▶ _Short problem_:
Say how many lines of the listing below contain "Limit", giving the number and nothing else.

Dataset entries

**********

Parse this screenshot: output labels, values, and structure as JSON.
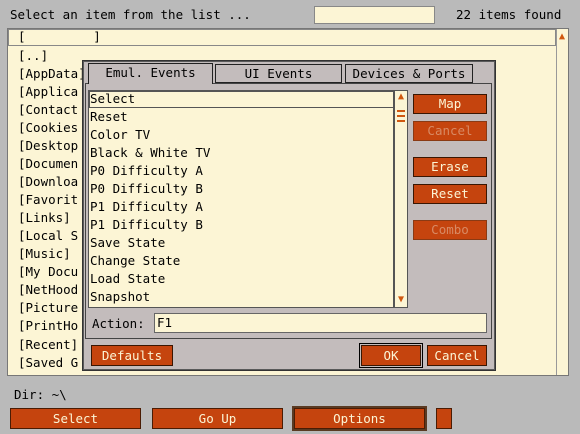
{
  "header": {
    "title": "Select an item from the list ...",
    "filter_value": "",
    "item_count": "22 items found"
  },
  "file_list": {
    "items": [
      "[         ]",
      "[..]",
      "[AppData]",
      "[Applica",
      "[Contact",
      "[Cookies",
      "[Desktop",
      "[Documen",
      "[Downloa",
      "[Favorit",
      "[Links]",
      "[Local S",
      "[Music]",
      "[My Docu",
      "[NetHood",
      "[Picture",
      "[PrintHo",
      "[Recent]",
      "[Saved G"
    ],
    "scroll_up_icon": "triangle-up"
  },
  "directory": {
    "text": "Dir: ~\\"
  },
  "bottom_buttons": {
    "select": "Select",
    "go_up": "Go Up",
    "options": "Options"
  },
  "dialog": {
    "tabs": [
      "Emul. Events",
      "UI Events",
      "Devices & Ports"
    ],
    "active_tab": "Emul. Events",
    "events": [
      "Select",
      "Reset",
      "Color TV",
      "Black & White TV",
      "P0 Difficulty A",
      "P0 Difficulty B",
      "P1 Difficulty A",
      "P1 Difficulty B",
      "Save State",
      "Change State",
      "Load State",
      "Snapshot"
    ],
    "selected_event": "Select",
    "buttons": {
      "map": "Map",
      "cancel_map": "Cancel",
      "erase": "Erase",
      "reset": "Reset",
      "combo": "Combo"
    },
    "action_label": "Action:",
    "action_value": "F1",
    "defaults": "Defaults",
    "ok": "OK",
    "cancel": "Cancel"
  },
  "colors": {
    "button_bg": "#c5440e",
    "button_text": "#fcf5d5",
    "list_bg": "#fcf5d5",
    "panel_bg": "#c3bcbc",
    "page_bg": "#bababa"
  }
}
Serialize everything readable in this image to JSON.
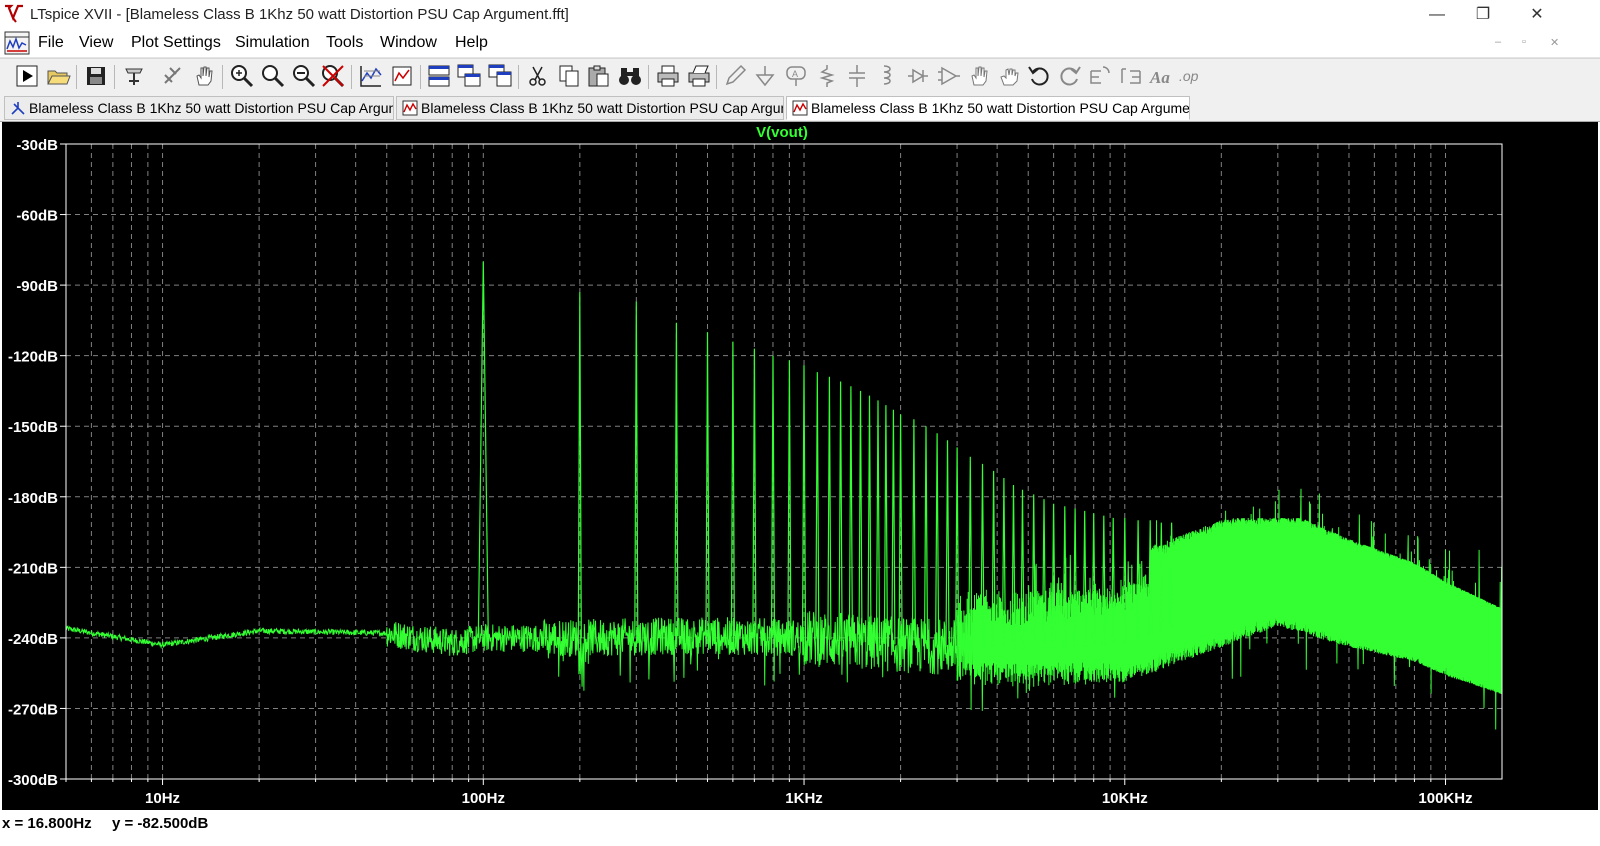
{
  "window": {
    "title": "LTspice XVII - [Blameless Class B 1Khz 50 watt Distortion PSU Cap Argument.fft]",
    "buttons": {
      "minimize": "—",
      "restore": "❐",
      "close": "✕"
    }
  },
  "menu": {
    "items": [
      "File",
      "View",
      "Plot Settings",
      "Simulation",
      "Tools",
      "Window",
      "Help"
    ],
    "mdi": {
      "minimize": "–",
      "restore": "▫",
      "close": "✕"
    }
  },
  "toolbar": {
    "buttons": [
      "run",
      "open",
      "save",
      "control-panel",
      "wire-probe",
      "pan",
      "zoom-area",
      "zoom-in",
      "zoom-out",
      "zoom-cancel",
      "autorange",
      "zoom-fit",
      "tile-horizontal",
      "cascade",
      "tile-vertical",
      "cut",
      "copy",
      "paste",
      "find",
      "print",
      "print-setup",
      "draw",
      "ground",
      "label",
      "resistor",
      "capacitor",
      "inductor",
      "diode",
      "component",
      "move",
      "drag",
      "undo",
      "redo",
      "rotate",
      "mirror",
      "text",
      "spice-directive"
    ]
  },
  "tabs": [
    {
      "label": "Blameless Class B 1Khz 50 watt Distortion PSU Cap Argument",
      "icon": "schematic-icon",
      "active": false
    },
    {
      "label": "Blameless Class B 1Khz 50 watt Distortion PSU Cap Argument",
      "icon": "waveform-icon",
      "active": false
    },
    {
      "label": "Blameless Class B 1Khz 50 watt Distortion PSU Cap Argument.fft",
      "icon": "waveform-icon",
      "active": true
    }
  ],
  "chart_data": {
    "type": "line",
    "title": "V(vout)",
    "xlabel": "",
    "ylabel": "",
    "x_scale": "log",
    "xlim": [
      5,
      150000
    ],
    "ylim": [
      -300,
      -30
    ],
    "grid": true,
    "y_ticks": [
      "-30dB",
      "-60dB",
      "-90dB",
      "-120dB",
      "-150dB",
      "-180dB",
      "-210dB",
      "-240dB",
      "-270dB",
      "-300dB"
    ],
    "y_tick_values": [
      -30,
      -60,
      -90,
      -120,
      -150,
      -180,
      -210,
      -240,
      -270,
      -300
    ],
    "x_ticks": [
      "10Hz",
      "100Hz",
      "1KHz",
      "10KHz",
      "100KHz"
    ],
    "x_tick_values": [
      10,
      100,
      1000,
      10000,
      100000
    ],
    "trace_color": "#33ff33",
    "background": "#000000",
    "grid_color": "#808080",
    "series": [
      {
        "name": "V(vout)",
        "noise_floor": {
          "x": [
            5,
            10,
            20,
            50,
            80,
            100,
            150,
            200,
            500,
            1000,
            2000,
            5000,
            10000,
            20000,
            30000,
            50000,
            80000,
            100000,
            150000
          ],
          "y": [
            -236,
            -243,
            -237,
            -238,
            -242,
            -240,
            -240,
            -240,
            -239,
            -240,
            -243,
            -245,
            -243,
            -228,
            -219,
            -228,
            -234,
            -240,
            -248
          ]
        },
        "harmonics": {
          "x": [
            100,
            200,
            300,
            400,
            500,
            600,
            700,
            800,
            900,
            1000,
            1100,
            1200,
            1300,
            1400,
            1500,
            1600,
            1700,
            1800,
            1900,
            2000,
            2200,
            2400,
            2600,
            2800,
            3000,
            3300,
            3600,
            3900,
            4200,
            4500,
            4800,
            5200,
            5600,
            6000,
            6500,
            7000,
            7500,
            8000,
            8600,
            9200,
            10000,
            11000,
            12000,
            13000,
            14000
          ],
          "y": [
            -80,
            -93,
            -97,
            -106,
            -110,
            -114,
            -117,
            -120,
            -122,
            -124,
            -127,
            -129,
            -131,
            -133,
            -135,
            -137,
            -139,
            -141,
            -143,
            -145,
            -147,
            -150,
            -153,
            -156,
            -159,
            -163,
            -166,
            -169,
            -172,
            -175,
            -177,
            -179,
            -181,
            -183,
            -184,
            -185,
            -186,
            -187,
            -188,
            -189,
            -189,
            -190,
            -190,
            -191,
            -191
          ]
        }
      }
    ]
  },
  "status": {
    "x_readout": "x = 16.800Hz",
    "y_readout": "y = -82.500dB"
  }
}
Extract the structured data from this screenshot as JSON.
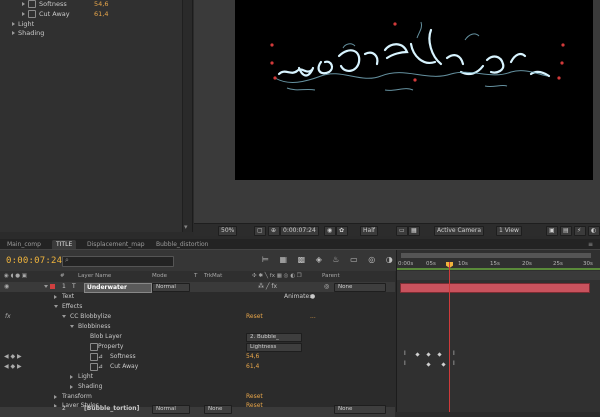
{
  "effect_controls": {
    "rows": [
      {
        "label": "Softness",
        "value": "54,6"
      },
      {
        "label": "Cut Away",
        "value": "61,4"
      },
      {
        "label": "Light"
      },
      {
        "label": "Shading"
      }
    ]
  },
  "viewer": {
    "zoom": "50%",
    "timecode": "0:00:07:24",
    "resolution": "Half",
    "camera": "Active Camera",
    "view": "1 View"
  },
  "tabs": [
    {
      "label": "Main_comp",
      "active": false
    },
    {
      "label": "TITLE",
      "active": true
    },
    {
      "label": "Displacement_map",
      "active": false
    },
    {
      "label": "Bubble_distortion",
      "active": false
    }
  ],
  "timeline": {
    "timecode": "0:00:07:24",
    "search_placeholder": "",
    "columns": {
      "hash": "#",
      "layer_name": "Layer Name",
      "mode": "Mode",
      "t": "T",
      "trkmat": "TrkMat",
      "parent": "Parent"
    },
    "ruler": [
      "0:00s",
      "05s",
      "10s",
      "15s",
      "20s",
      "25s",
      "30s"
    ],
    "layer1": {
      "number": "1",
      "name": "Underwater",
      "mode": "Normal",
      "parent": "None"
    },
    "rows": {
      "text": "Text",
      "animate": "Animate:",
      "effects": "Effects",
      "blobbylize": "CC Blobbylize",
      "reset1": "Reset",
      "dots": "...",
      "blobbiness": "Blobbiness",
      "blob_layer": "Blob Layer",
      "blob_layer_value": "2. Bubble_",
      "property": "Property",
      "property_value": "Lightness",
      "softness": "Softness",
      "softness_value": "54,6",
      "cutaway": "Cut Away",
      "cutaway_value": "61,4",
      "light": "Light",
      "shading": "Shading",
      "transform": "Transform",
      "reset2": "Reset",
      "layer_styles": "Layer Styles",
      "reset3": "Reset",
      "layer2_number": "2",
      "layer2_name": "[Bubble_tortion]",
      "layer2_mode": "Normal",
      "layer2_trkmat": "None",
      "layer2_parent": "None"
    }
  },
  "colors": {
    "accent": "#f0b43c",
    "bar": "#c9525d",
    "playhead": "#d03a3a"
  }
}
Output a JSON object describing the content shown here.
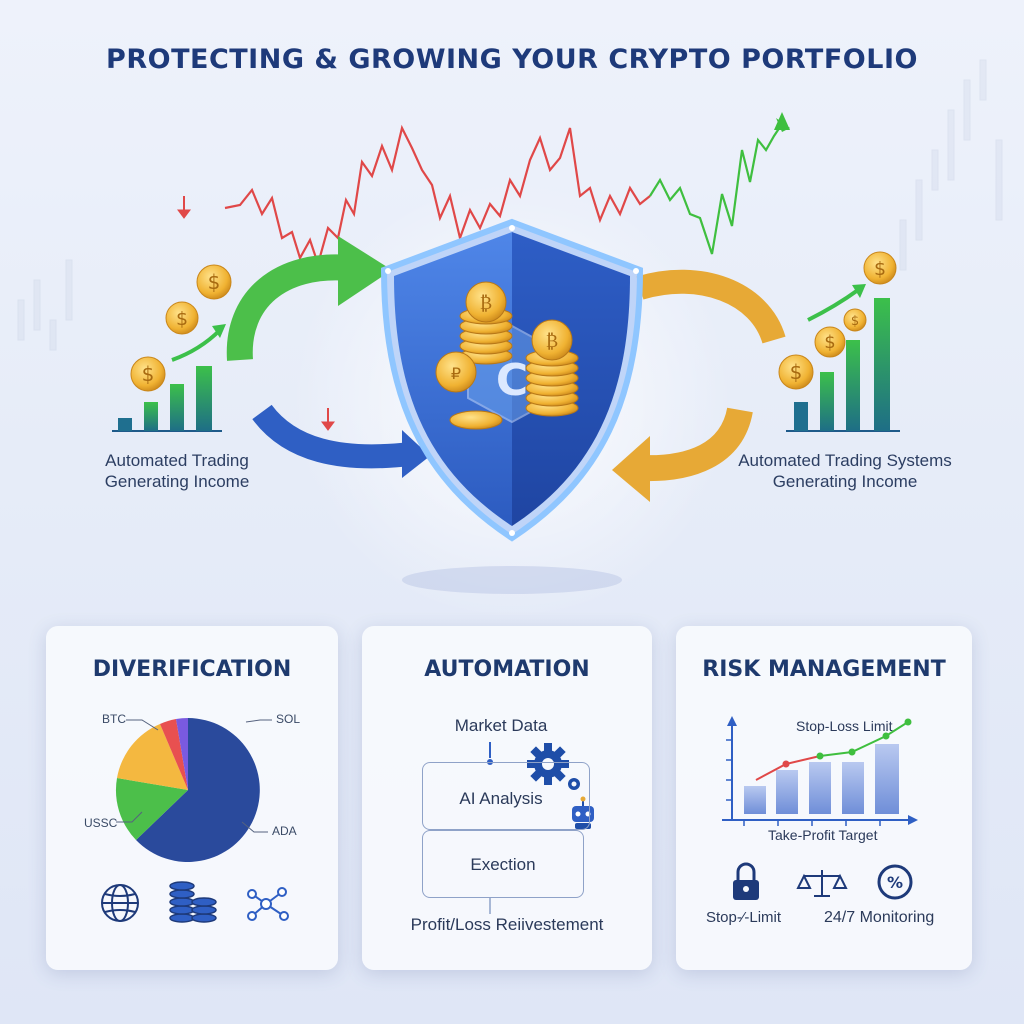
{
  "title": "PROTECTING & GROWING YOUR CRYPTO PORTFOLIO",
  "hero": {
    "left_caption_line1": "Automated Trading",
    "left_caption_line2": "Generating Income",
    "right_caption_line1": "Automated Trading Systems",
    "right_caption_line2": "Generating Income",
    "shield_icon": "shield-with-coins-icon",
    "colors": {
      "shield_blue": "#2f5fc4",
      "arrow_green": "#4cbf4a",
      "arrow_gold": "#e7a936",
      "price_red": "#e04848",
      "price_green": "#3fbf3f"
    }
  },
  "panels": {
    "diversification": {
      "title": "DIVERIFICATION",
      "labels": {
        "btc": "BTC",
        "sol": "SOL",
        "ussc": "USSC",
        "ada": "ADA"
      },
      "icons": [
        "globe-icon",
        "coin-stack-icon",
        "network-icon"
      ]
    },
    "automation": {
      "title": "AUTOMATION",
      "steps": [
        "Market Data",
        "AI Analysis",
        "Exection",
        "Profit/Loss Reiivestement"
      ],
      "icons": [
        "gear-icon",
        "robot-icon"
      ]
    },
    "risk": {
      "title": "RISK MANAGEMENT",
      "chart_label_top": "Stop-Loss Limit",
      "chart_label_bottom": "Take-Profit Target",
      "bottom_left": "Stop-⁄-Limit",
      "bottom_right": "24/7 Monitoring",
      "icons": [
        "lock-icon",
        "scales-icon",
        "percent-icon"
      ]
    }
  }
}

**********

▶ _Output_:
2